## Required work
**A)** From the lock contention post, reproduce the passage between "The below stack" and "for correctness.", inclusive.
**B)** For each statement below, say yes or no to whether the lock contention post agrees with it, and quote the exact words from the post that decide it. (i) The writer suggests disabling the code that handles spa_iokstat* with #if 0 to test performance. (ii) The writer believes the locks are nested mainly because correctness requires it. (iii) The adaptive mutex hold figure covers 200943 events over 60 seconds.

The below stack is pretty interesting: it has really long hold times, and
accounts for the plurality of the time the mutex is held.  Maybe it's just
that this is where we are doing most of the i/o aggregation
(vdev_queue_aggregate()), and it takes some time to copy around the data?

However, I wonder if the problem could be that we are grabbing the
spa_iokstat_lock while holding the vq_lock?  e.g. from vdev_queue_io_done
-> vdev_queue_pending_remove.  You might try to remove the code that deals
with spa_iokstat* (e.g. with #if 0) and see if that improves performance
significantly.  If so, maybe this code can be reorganized so that we can
drop the vq_lock before acquiring the spa_iokstat_lock.  It looks like the
lock is nested mainly for code organization/layering purposes, rather than
for correctness.

Adaptive mutex hold: 200943 events in 120.098 seconds (1673 events/sec)

## Extracted records
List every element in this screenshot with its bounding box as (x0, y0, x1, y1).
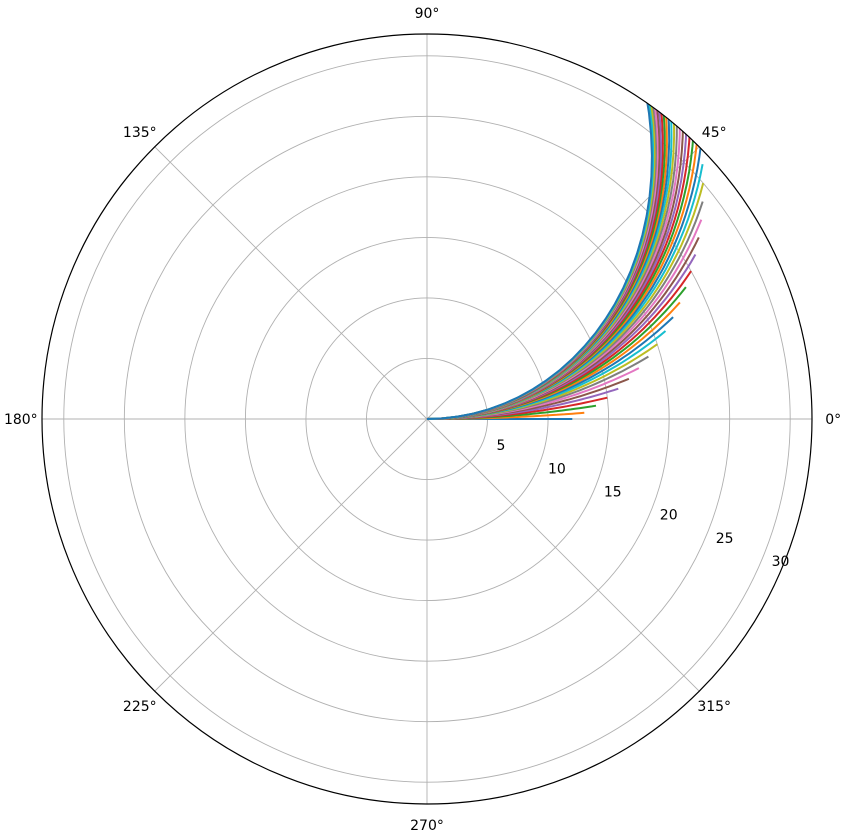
theta-tick-label-270: 270° (410, 818, 444, 834)
theta-gridline-315 (426, 418, 700, 692)
series-line-33 (426, 34, 664, 420)
polar-grid (42, 34, 812, 804)
theta-tick-label-90: 90° (415, 6, 440, 22)
r-tick-label-30: 30 (772, 554, 790, 570)
r-tick-label-20: 20 (660, 508, 678, 524)
theta-gridline-135 (154, 146, 428, 420)
theta-tick-label-180: 180° (4, 412, 38, 428)
polar-frame (41, 33, 813, 805)
series-line-36 (426, 34, 659, 420)
theta-tick-label-45: 45° (702, 125, 727, 141)
theta-tick-label-135: 135° (123, 125, 157, 141)
r-tick-label-25: 25 (716, 531, 734, 547)
series-lines (426, 34, 705, 420)
series-line-40 (426, 34, 653, 420)
r-tick-label-10: 10 (548, 461, 566, 477)
r-tick-label-5: 5 (496, 438, 505, 454)
theta-tick-label-225: 225° (123, 699, 157, 715)
theta-tick-label-315: 315° (697, 699, 731, 715)
theta-tick-label-0: 0° (825, 412, 841, 428)
theta-gridline-225 (154, 418, 428, 692)
tick-labels: 0° 45° 90° 135° 180° 225° 270° 315° 5 10 15 20 25 30 (4, 6, 841, 834)
r-tick-label-15: 15 (604, 484, 622, 500)
series-line-32 (426, 34, 666, 420)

## Solutions in order
**A)**
The below stack is pretty interesting: it has really long hold times, and
accounts for the plurality of the time the mutex is held.  Maybe it's just
that this is where we are doing most of the i/o aggregation
(vdev_queue_aggregate()), and it takes some time to copy around the data?

However, I wonder if the problem could be that we are grabbing the
spa_iokstat_lock while holding the vq_lock?  e.g. from vdev_queue_io_done
-> vdev_queue_pending_remove.  You might try to remove the code that deals
with spa_iokstat* (e.g. with #if 0) and see if that improves performance
significantly.  If so, maybe this code can be reorganized so that we can
drop the vq_lock before acquiring the spa_iokstat_lock.  It looks like the
lock is nested mainly for code organization/layering purposes, rather than
for correctness.

**B)**
(i) Yes: "You might try to remove the code that deals with spa_iokstat* (e.g. with #if 0) and see if that improves performance significantly."
(ii) No: "It looks like the lock is nested mainly for code organization/layering purposes, rather than for correctness."
(iii) No: "200943 events in 120.098 seconds"